Work to do: Each line of the material below that holds the word "name" needs to be copied.

Data shown:

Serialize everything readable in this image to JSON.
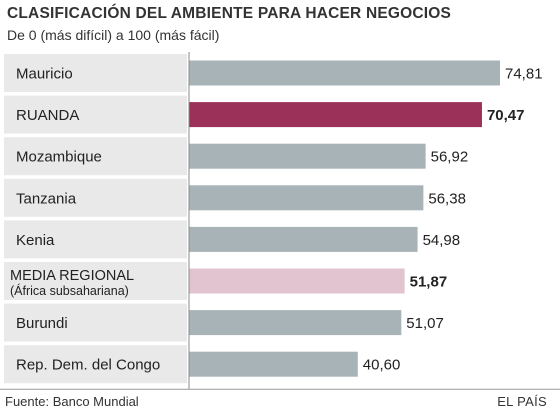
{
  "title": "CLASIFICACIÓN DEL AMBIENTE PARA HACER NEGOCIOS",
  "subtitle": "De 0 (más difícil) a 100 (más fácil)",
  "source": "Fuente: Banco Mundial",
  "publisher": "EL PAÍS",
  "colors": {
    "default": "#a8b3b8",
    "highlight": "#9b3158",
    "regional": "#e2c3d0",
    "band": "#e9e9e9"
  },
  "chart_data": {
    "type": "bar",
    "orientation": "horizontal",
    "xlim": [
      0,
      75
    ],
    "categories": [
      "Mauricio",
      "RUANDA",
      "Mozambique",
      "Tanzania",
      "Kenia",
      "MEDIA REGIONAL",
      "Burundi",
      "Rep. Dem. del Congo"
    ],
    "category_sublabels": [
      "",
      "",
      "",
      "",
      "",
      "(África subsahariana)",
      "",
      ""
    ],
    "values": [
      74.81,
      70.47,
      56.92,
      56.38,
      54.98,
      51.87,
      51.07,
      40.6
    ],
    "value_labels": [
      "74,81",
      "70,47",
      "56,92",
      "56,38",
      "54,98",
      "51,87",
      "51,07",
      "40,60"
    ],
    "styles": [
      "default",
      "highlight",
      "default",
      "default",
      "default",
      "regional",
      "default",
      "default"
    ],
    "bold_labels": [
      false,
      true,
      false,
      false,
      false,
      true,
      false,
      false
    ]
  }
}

==

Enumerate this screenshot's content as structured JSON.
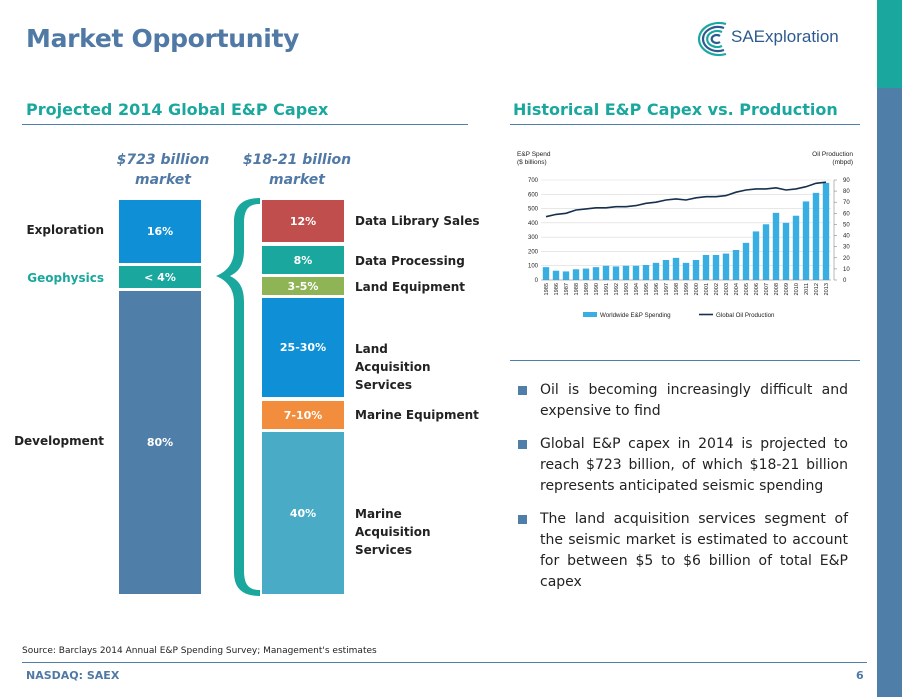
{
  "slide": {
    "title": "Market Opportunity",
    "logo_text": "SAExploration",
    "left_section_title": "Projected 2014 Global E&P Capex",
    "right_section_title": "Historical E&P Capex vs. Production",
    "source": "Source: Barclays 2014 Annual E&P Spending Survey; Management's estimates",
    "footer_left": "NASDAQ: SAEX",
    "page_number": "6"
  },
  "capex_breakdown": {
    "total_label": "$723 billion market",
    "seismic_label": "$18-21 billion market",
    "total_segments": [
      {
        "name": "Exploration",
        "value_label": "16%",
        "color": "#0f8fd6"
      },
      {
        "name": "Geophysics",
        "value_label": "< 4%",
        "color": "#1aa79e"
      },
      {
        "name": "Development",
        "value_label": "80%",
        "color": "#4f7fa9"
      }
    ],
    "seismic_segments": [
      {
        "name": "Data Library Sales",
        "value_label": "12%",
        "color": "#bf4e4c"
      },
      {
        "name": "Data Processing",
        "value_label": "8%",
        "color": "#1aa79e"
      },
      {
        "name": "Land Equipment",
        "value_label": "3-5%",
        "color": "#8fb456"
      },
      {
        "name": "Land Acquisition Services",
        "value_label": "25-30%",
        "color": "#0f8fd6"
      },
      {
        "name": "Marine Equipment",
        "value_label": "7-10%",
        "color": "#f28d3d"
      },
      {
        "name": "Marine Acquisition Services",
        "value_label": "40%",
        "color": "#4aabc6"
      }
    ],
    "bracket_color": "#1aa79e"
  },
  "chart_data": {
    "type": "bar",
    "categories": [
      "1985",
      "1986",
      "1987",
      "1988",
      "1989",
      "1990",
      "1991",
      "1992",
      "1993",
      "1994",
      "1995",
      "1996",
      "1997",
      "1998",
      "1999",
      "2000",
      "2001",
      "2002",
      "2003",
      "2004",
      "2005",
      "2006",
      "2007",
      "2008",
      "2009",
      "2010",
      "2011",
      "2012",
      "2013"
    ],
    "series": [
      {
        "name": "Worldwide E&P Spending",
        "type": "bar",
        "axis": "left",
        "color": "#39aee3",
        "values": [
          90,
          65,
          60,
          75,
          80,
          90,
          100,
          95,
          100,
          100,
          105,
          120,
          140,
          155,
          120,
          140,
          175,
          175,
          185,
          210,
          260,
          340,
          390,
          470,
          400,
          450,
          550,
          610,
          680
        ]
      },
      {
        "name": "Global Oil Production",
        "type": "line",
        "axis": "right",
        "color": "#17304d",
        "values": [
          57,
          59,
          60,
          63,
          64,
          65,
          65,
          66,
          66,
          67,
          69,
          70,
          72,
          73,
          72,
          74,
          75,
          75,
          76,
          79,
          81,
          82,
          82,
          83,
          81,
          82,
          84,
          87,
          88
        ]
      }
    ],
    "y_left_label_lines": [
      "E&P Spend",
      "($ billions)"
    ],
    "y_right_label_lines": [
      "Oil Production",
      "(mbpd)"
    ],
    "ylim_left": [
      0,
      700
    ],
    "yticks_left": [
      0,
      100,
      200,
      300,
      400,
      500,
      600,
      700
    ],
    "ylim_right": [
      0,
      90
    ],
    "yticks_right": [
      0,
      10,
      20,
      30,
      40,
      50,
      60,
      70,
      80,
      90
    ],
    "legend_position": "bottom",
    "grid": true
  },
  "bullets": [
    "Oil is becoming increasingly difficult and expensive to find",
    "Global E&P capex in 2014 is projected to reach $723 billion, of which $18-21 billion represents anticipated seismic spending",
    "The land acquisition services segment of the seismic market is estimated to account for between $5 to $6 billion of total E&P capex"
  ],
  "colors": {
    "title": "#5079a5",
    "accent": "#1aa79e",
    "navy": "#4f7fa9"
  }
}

Task solution:
        "name": "Exploration",
        "name": "Geophysics",
        "name": "Development",
        "name": "Data Library Sales",
        "name": "Data Processing",
        "name": "Land Equipment",
        "name": "Land Acquisition Services",
        "name": "Marine Equipment",
        "name": "Marine Acquisition Services",
        "name": "Worldwide E&P Spending",
        "name": "Global Oil Production",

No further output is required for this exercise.